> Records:
· · · · ·
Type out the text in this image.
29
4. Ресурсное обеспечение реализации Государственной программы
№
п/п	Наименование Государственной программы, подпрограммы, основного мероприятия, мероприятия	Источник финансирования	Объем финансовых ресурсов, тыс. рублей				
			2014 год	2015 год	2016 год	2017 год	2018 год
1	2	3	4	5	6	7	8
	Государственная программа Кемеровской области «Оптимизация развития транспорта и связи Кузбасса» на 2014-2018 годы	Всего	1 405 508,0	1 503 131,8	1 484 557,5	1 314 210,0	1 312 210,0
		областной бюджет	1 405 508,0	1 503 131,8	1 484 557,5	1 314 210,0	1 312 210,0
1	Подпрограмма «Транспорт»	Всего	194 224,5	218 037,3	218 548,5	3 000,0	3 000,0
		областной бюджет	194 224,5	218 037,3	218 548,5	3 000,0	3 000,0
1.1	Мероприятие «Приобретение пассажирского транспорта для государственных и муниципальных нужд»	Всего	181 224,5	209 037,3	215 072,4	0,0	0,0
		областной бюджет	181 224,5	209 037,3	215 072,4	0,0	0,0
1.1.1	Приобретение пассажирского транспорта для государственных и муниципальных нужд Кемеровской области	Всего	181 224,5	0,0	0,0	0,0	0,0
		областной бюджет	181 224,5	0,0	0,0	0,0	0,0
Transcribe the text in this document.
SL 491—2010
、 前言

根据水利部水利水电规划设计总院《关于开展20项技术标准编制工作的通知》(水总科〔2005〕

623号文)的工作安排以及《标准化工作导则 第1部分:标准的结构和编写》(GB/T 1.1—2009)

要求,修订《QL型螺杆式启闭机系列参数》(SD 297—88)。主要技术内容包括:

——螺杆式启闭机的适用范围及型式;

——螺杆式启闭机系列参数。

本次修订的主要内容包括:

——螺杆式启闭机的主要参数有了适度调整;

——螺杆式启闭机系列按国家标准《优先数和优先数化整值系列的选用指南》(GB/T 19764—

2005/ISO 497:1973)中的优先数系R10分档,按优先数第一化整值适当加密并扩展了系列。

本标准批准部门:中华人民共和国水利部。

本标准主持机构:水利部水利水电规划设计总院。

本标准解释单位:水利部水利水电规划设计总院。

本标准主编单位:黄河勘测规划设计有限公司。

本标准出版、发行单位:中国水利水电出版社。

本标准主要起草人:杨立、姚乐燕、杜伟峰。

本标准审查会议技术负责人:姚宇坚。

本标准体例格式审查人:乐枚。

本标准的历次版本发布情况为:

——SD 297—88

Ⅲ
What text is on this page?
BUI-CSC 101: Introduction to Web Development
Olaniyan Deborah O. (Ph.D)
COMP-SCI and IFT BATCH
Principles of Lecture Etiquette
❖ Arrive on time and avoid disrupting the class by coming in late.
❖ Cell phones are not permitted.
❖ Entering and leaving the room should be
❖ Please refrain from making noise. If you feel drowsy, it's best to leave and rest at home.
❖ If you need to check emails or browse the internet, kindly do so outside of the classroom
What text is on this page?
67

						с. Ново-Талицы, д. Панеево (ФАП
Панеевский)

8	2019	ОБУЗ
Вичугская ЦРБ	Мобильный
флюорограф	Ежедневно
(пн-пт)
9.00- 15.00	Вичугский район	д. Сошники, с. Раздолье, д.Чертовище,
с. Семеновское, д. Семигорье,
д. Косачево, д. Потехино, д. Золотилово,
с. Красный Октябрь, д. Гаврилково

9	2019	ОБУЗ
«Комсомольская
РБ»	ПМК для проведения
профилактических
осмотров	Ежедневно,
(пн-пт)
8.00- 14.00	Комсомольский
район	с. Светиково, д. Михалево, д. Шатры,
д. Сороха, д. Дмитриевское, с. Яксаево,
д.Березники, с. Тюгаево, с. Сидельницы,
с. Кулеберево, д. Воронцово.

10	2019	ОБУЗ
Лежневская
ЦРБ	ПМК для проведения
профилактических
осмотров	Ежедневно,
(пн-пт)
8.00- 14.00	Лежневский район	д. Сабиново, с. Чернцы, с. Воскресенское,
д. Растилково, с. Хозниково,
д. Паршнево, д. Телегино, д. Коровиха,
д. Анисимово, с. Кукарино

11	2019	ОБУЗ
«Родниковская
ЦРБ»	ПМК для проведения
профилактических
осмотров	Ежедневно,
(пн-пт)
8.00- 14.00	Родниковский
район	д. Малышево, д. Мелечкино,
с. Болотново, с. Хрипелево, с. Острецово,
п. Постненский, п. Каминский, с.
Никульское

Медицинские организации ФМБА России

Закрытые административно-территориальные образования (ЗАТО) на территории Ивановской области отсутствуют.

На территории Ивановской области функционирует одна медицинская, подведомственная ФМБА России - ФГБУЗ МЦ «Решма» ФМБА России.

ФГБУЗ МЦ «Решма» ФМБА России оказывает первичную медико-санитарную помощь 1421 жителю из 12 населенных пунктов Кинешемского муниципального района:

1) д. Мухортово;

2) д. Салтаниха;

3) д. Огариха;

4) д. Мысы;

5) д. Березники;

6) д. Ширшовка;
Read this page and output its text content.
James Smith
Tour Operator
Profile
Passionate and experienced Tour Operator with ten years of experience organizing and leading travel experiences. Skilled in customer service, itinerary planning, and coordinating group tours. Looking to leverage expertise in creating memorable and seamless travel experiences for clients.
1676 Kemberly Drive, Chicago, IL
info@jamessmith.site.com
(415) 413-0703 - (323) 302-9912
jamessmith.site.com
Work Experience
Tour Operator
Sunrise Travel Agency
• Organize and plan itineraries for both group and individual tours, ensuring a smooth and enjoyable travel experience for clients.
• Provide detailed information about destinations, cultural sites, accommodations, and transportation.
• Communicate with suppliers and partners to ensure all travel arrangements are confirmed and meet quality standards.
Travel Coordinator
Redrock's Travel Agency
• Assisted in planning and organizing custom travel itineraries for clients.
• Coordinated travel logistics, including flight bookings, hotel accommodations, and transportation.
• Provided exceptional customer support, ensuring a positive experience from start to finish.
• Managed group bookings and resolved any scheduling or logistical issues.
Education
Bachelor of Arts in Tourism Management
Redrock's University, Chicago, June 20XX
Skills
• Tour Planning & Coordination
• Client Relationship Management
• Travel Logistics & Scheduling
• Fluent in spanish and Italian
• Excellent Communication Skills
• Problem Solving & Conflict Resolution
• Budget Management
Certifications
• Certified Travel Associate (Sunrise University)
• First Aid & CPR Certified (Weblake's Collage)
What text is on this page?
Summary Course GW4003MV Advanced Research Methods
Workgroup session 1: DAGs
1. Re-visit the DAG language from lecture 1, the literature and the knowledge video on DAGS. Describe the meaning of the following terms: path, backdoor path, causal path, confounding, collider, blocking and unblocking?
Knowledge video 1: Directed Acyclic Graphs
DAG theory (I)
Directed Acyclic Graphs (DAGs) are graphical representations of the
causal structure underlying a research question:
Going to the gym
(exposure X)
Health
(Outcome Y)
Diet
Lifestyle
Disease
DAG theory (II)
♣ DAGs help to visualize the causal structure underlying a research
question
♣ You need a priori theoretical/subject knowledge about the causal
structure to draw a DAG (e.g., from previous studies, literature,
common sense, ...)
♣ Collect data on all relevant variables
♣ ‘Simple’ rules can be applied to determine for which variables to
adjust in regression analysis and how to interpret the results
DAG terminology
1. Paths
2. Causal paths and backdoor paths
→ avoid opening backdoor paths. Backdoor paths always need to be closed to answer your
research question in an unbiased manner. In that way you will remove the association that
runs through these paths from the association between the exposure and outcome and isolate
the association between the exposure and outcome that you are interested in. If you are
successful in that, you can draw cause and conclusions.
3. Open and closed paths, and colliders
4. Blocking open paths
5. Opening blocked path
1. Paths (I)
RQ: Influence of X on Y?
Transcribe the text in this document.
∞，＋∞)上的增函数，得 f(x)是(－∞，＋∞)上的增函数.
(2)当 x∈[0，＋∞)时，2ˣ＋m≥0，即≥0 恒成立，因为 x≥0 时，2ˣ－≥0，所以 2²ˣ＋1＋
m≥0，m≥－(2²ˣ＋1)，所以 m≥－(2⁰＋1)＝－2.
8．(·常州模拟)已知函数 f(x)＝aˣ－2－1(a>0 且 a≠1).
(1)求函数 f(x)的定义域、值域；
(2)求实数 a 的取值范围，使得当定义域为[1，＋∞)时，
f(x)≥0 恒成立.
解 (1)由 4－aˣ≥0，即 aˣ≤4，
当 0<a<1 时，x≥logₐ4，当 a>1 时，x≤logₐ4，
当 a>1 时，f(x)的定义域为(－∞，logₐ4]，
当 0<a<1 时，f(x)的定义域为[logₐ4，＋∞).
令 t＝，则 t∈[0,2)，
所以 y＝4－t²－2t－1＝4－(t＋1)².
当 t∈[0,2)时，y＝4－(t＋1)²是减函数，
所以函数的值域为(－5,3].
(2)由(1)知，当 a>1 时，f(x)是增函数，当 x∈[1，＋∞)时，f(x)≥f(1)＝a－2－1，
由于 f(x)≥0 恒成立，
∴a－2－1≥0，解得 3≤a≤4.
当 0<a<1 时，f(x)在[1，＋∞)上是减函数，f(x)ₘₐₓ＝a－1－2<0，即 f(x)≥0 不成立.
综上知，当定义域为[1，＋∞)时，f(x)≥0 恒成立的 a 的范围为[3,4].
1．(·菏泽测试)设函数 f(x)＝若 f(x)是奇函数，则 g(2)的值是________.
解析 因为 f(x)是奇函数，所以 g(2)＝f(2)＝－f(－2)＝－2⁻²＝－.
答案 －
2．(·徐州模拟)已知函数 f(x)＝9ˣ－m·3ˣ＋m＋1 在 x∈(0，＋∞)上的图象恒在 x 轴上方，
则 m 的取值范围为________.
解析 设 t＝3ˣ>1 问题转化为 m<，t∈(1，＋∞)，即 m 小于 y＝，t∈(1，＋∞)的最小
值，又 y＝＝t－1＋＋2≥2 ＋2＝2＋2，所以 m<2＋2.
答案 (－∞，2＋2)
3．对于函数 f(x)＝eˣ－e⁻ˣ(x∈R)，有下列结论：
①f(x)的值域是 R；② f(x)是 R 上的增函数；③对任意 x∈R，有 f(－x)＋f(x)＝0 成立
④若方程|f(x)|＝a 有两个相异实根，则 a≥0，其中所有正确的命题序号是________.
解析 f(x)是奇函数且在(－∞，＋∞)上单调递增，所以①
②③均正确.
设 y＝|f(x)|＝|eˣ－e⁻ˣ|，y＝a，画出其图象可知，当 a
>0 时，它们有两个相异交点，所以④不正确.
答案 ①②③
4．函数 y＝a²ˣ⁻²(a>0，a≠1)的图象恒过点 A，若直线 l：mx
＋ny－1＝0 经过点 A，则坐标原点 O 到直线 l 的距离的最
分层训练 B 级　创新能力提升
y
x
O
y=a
· · · · ·
> Objective:
Copy out each line in the preceding records that contains "transportation".

> Expected answer:
• Provide detailed information about destinations, cultural sites, accommodations, and transportation.
• Coordinated travel logistics, including flight bookings, hotel accommodations, and transportation.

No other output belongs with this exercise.